PROVIDED RECORDS:
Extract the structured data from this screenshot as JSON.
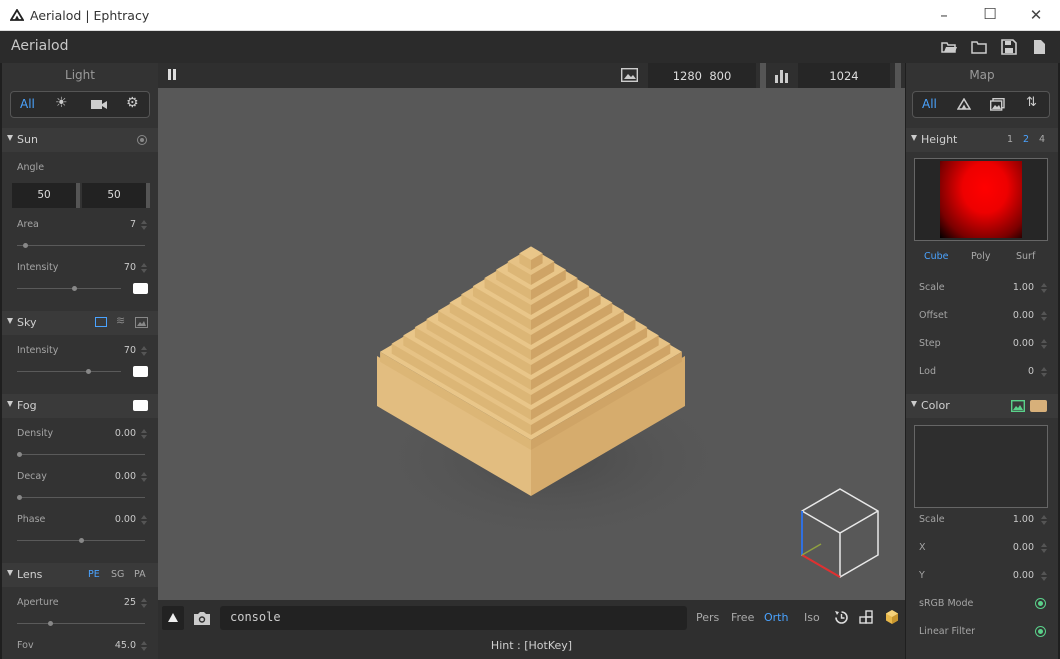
{
  "window": {
    "title": "Aerialod | Ephtracy"
  },
  "app": {
    "name": "Aerialod"
  },
  "left": {
    "title": "Light",
    "tab_all": "All",
    "sun": {
      "title": "Sun",
      "angle_label": "Angle",
      "angle_a": "50",
      "angle_b": "50",
      "area_label": "Area",
      "area_value": "7",
      "area_level": 0.05,
      "intensity_label": "Intensity",
      "intensity_value": "70",
      "intensity_level": 0.56
    },
    "sky": {
      "title": "Sky",
      "intensity_label": "Intensity",
      "intensity_value": "70",
      "intensity_level": 0.7
    },
    "fog": {
      "title": "Fog",
      "density_label": "Density",
      "density_value": "0.00",
      "density_level": 0.0,
      "decay_label": "Decay",
      "decay_value": "0.00",
      "decay_level": 0.0,
      "phase_label": "Phase",
      "phase_value": "0.00",
      "phase_level": 0.5
    },
    "lens": {
      "title": "Lens",
      "opt_pe": "PE",
      "opt_sg": "SG",
      "opt_pa": "PA",
      "aperture_label": "Aperture",
      "aperture_value": "25",
      "aperture_level": 0.25,
      "fov_label": "Fov",
      "fov_value": "45.0"
    }
  },
  "viewport": {
    "width": "1280",
    "height": "800",
    "samples": "1024"
  },
  "bottom": {
    "console_text": "console",
    "modes": [
      "Pers",
      "Free",
      "Orth",
      "Iso"
    ],
    "active_mode": "Orth",
    "hint": "Hint : [HotKey]"
  },
  "right": {
    "title": "Map",
    "tab_all": "All",
    "height": {
      "title": "Height",
      "lod1": "1",
      "lod2": "2",
      "lod4": "4",
      "view_cube": "Cube",
      "view_poly": "Poly",
      "view_surf": "Surf",
      "scale_label": "Scale",
      "scale_value": "1.00",
      "offset_label": "Offset",
      "offset_value": "0.00",
      "step_label": "Step",
      "step_value": "0.00",
      "lod_label": "Lod",
      "lod_value": "0"
    },
    "color": {
      "title": "Color",
      "scale_label": "Scale",
      "scale_value": "1.00",
      "x_label": "X",
      "x_value": "0.00",
      "y_label": "Y",
      "y_value": "0.00",
      "srgb_label": "sRGB Mode",
      "linear_label": "Linear Filter"
    }
  },
  "colors": {
    "accent": "#4aa3ff",
    "model": "#e8c487",
    "swatch_tan": "#d7b07a",
    "check": "#5ad18a"
  }
}
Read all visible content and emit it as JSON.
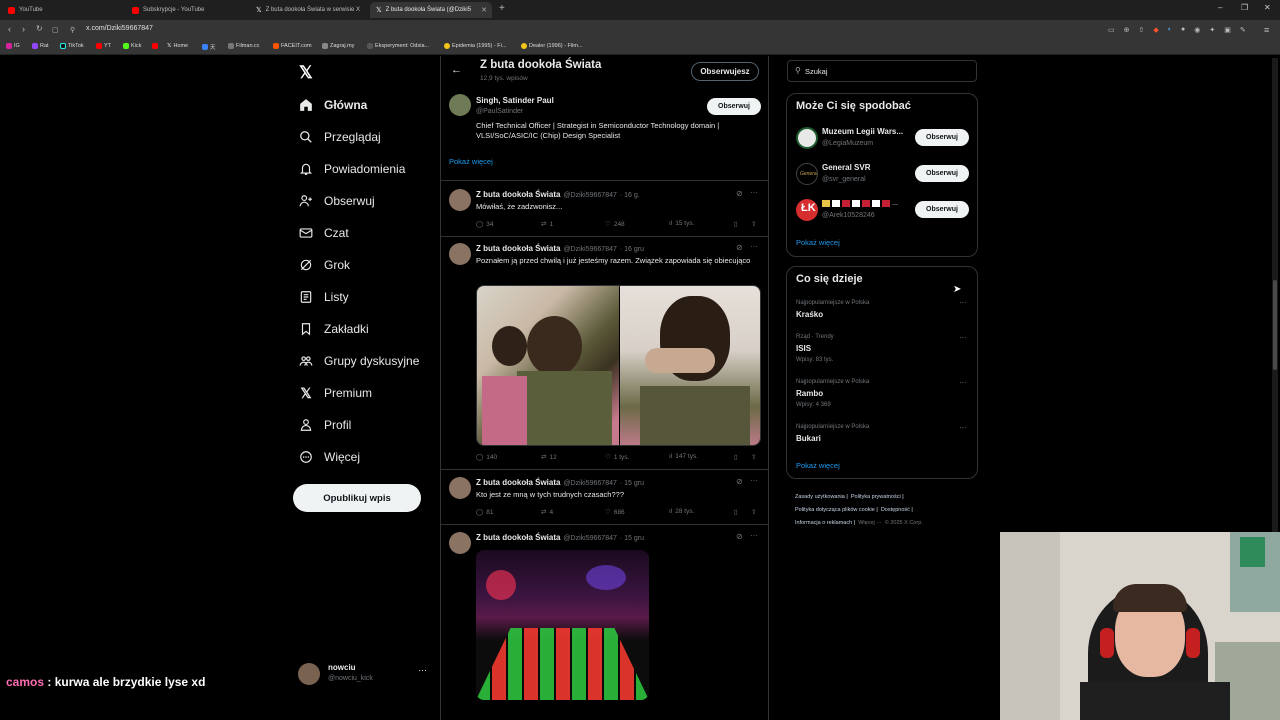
{
  "browser": {
    "tabs": [
      {
        "label": "YouTube",
        "favicon_color": "#ff0000"
      },
      {
        "label": "Subskrypcje - YouTube",
        "favicon_color": "#ff0000"
      },
      {
        "label": "Z buta dookoła Świata w serwisie X",
        "favicon_icon": "x-icon"
      },
      {
        "label": "Z buta dookoła Świata (@Dziki5",
        "favicon_icon": "x-icon",
        "active": true
      }
    ],
    "url": "x.com/Dziki59667847",
    "bookmarks": [
      "IG",
      "Rat",
      "TikTok",
      "YT",
      "Kick",
      "Home",
      "Filman.cc",
      "FACEIT.com",
      "Zagraj.my",
      "Eksperyment: Odsia...",
      "Epidemia (1995) - Fi...",
      "Dealer (1996) - Film..."
    ]
  },
  "sidebar": {
    "items": [
      {
        "label": "Główna",
        "icon": "home-icon"
      },
      {
        "label": "Przeglądaj",
        "icon": "search-icon"
      },
      {
        "label": "Powiadomienia",
        "icon": "bell-icon"
      },
      {
        "label": "Obserwuj",
        "icon": "add-user-icon"
      },
      {
        "label": "Czat",
        "icon": "mail-icon"
      },
      {
        "label": "Grok",
        "icon": "grok-icon"
      },
      {
        "label": "Listy",
        "icon": "list-icon"
      },
      {
        "label": "Zakładki",
        "icon": "bookmark-icon"
      },
      {
        "label": "Grupy dyskusyjne",
        "icon": "communities-icon"
      },
      {
        "label": "Premium",
        "icon": "x-icon"
      },
      {
        "label": "Profil",
        "icon": "profile-icon"
      },
      {
        "label": "Więcej",
        "icon": "more-icon"
      }
    ],
    "post_button": "Opublikuj wpis",
    "account": {
      "name": "nowciu",
      "handle": "@nowciu_kick"
    }
  },
  "header": {
    "title": "Z buta dookoła Świata",
    "subtitle": "12,9 tys. wpisów",
    "follow": "Obserwujesz"
  },
  "suggested": {
    "name": "Singh, Satinder Paul",
    "handle": "@PaulSatinder",
    "follow": "Obserwuj",
    "bio": "Chief Technical Officer | Strategist in Semiconductor Technology domain | VLSI/SoC/ASIC/IC (Chip) Design Specialist",
    "show_more": "Pokaż więcej"
  },
  "posts": [
    {
      "name": "Z buta dookoła Świata",
      "handle": "@Dziki59667847",
      "time": "· 16 g.",
      "text": "Mówiłaś, że zadzwonisz...",
      "replies": "34",
      "reposts": "1",
      "likes": "248",
      "views": "15 tys."
    },
    {
      "name": "Z buta dookoła Świata",
      "handle": "@Dziki59667847",
      "time": "· 16 gru",
      "text": "Poznałem ją przed chwilą i już jesteśmy razem. Związek zapowiada się obiecująco",
      "replies": "140",
      "reposts": "12",
      "likes": "1 tys.",
      "views": "147 tys."
    },
    {
      "name": "Z buta dookoła Świata",
      "handle": "@Dziki59667847",
      "time": "· 15 gru",
      "text": "Kto jest ze mną w tych trudnych czasach???",
      "replies": "81",
      "reposts": "4",
      "likes": "686",
      "views": "28 tys."
    },
    {
      "name": "Z buta dookoła Świata",
      "handle": "@Dziki59667847",
      "time": "· 15 gru",
      "text": ""
    }
  ],
  "right": {
    "search_placeholder": "Szukaj",
    "wtf_title": "Może Ci się spodobać",
    "wtf": [
      {
        "name": "Muzeum Legii Wars...",
        "handle": "@LegiaMuzeum",
        "follow": "Obserwuj"
      },
      {
        "name": "General SVR",
        "handle": "@svr_general",
        "follow": "Obserwuj"
      },
      {
        "name": "",
        "handle": "@Arek10528246",
        "follow": "Obserwuj"
      }
    ],
    "wtf_more": "Pokaż więcej",
    "trends_title": "Co się dzieje",
    "trends": [
      {
        "top": "Najpopularniejsze w Polska",
        "name": "Kraśko",
        "count": ""
      },
      {
        "top": "Rząd · Trendy",
        "name": "ISIS",
        "count": "Wpisy: 83 tys."
      },
      {
        "top": "Najpopularniejsze w Polska",
        "name": "Rambo",
        "count": "Wpisy: 4 369"
      },
      {
        "top": "Najpopularniejsze w Polska",
        "name": "Bukari",
        "count": ""
      }
    ],
    "trends_more": "Pokaż więcej",
    "footer": [
      "Zasady użytkowania",
      "Polityka prywatności",
      "Polityka dotycząca plików cookie",
      "Dostępność",
      "Informacja o reklamach",
      "Więcej ···",
      "© 2025 X Corp."
    ]
  },
  "chat_overlay": {
    "user": "camos",
    "message": " : kurwa ale brzydkie lyse  xd"
  }
}
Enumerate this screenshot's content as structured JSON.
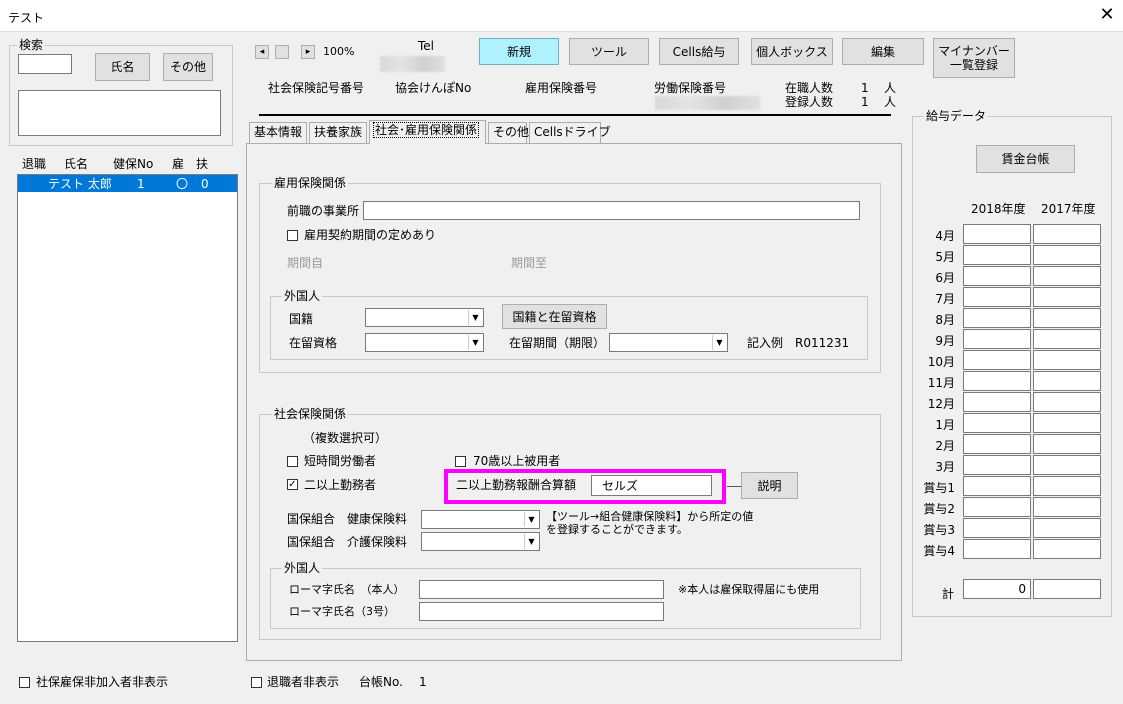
{
  "window": {
    "title": "テスト",
    "close": "✕"
  },
  "search": {
    "legend": "検索",
    "name_btn": "氏名",
    "other_btn": "その他"
  },
  "list": {
    "headers": [
      "退職",
      "氏名",
      "健保No",
      "雇",
      "扶"
    ],
    "rows": [
      {
        "name": "テスト 太郎",
        "no": "1",
        "ko": "〇",
        "fu": "0"
      }
    ]
  },
  "hide_uninsured": "社保雇保非加入者非表示",
  "nav": {
    "prev": "◂",
    "next": "▸",
    "zoom": "100%"
  },
  "header": {
    "tel": "Tel",
    "btn_new": "新規",
    "btn_tool": "ツール",
    "btn_cells": "Cells給与",
    "btn_box": "個人ボックス",
    "btn_edit": "編集",
    "btn_mynumber": "マイナンバー\n一覧登録",
    "lbl_shakai": "社会保険記号番号",
    "lbl_kyokai": "協会けんぽNo",
    "lbl_koyo": "雇用保険番号",
    "lbl_rodo": "労働保険番号",
    "lbl_zaishoku": "在職人数",
    "zaishoku_count": "1",
    "lbl_toroku": "登録人数",
    "toroku_count": "1",
    "unit": "人"
  },
  "tabs": [
    "基本情報",
    "扶養家族",
    "社会･雇用保険関係",
    "その他",
    "Cellsドライブ"
  ],
  "koyo": {
    "legend": "雇用保険関係",
    "prev_office": "前職の事業所",
    "contract_period": "雇用契約期間の定めあり",
    "period_from": "期間自",
    "period_to": "期間至",
    "foreign_legend": "外国人",
    "nationality": "国籍",
    "status": "在留資格",
    "nat_btn": "国籍と在留資格",
    "period_limit": "在留期間（期限）",
    "example": "記入例　R011231"
  },
  "shakai": {
    "legend": "社会保険関係",
    "multi": "（複数選択可）",
    "short_time": "短時間労働者",
    "over70": "70歳以上被用者",
    "multi_work": "二以上勤務者",
    "multi_work_calc": "二以上勤務報酬合算額",
    "calc_value": "セルズ",
    "explain_btn": "説明",
    "kokuho_kenko": "国保組合　健康保険料",
    "kokuho_kaigo": "国保組合　介護保険料",
    "note": "【ツール→組合健康保険料】から所定の値\nを登録することができます。",
    "foreign_legend": "外国人",
    "roman_self": "ローマ字氏名　（本人）",
    "roman_self_note": "※本人は雇保取得届にも使用",
    "roman_3": "ローマ字氏名（3号）"
  },
  "kyuyo": {
    "legend": "給与データ",
    "ledger_btn": "賃金台帳",
    "year1": "2018年度",
    "year2": "2017年度",
    "months": [
      "4月",
      "5月",
      "6月",
      "7月",
      "8月",
      "9月",
      "10月",
      "11月",
      "12月",
      "1月",
      "2月",
      "3月",
      "賞与1",
      "賞与2",
      "賞与3",
      "賞与4"
    ],
    "total_label": "計",
    "total_value": "0"
  },
  "footer": {
    "hide_retired": "退職者非表示",
    "ledger_no_label": "台帳No.",
    "ledger_no": "1"
  },
  "colors": {
    "highlight_border": "#ff00ff",
    "selected_row": "#0078d7",
    "new_btn": "#aef1ff"
  }
}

WHAT YOU NEED TO DO:
Copy each line of the data that contains the word "国保組合".

ANSWER TO THE EXERCISE:
    "kokuho_kenko": "国保組合　健康保険料",
    "kokuho_kaigo": "国保組合　介護保険料",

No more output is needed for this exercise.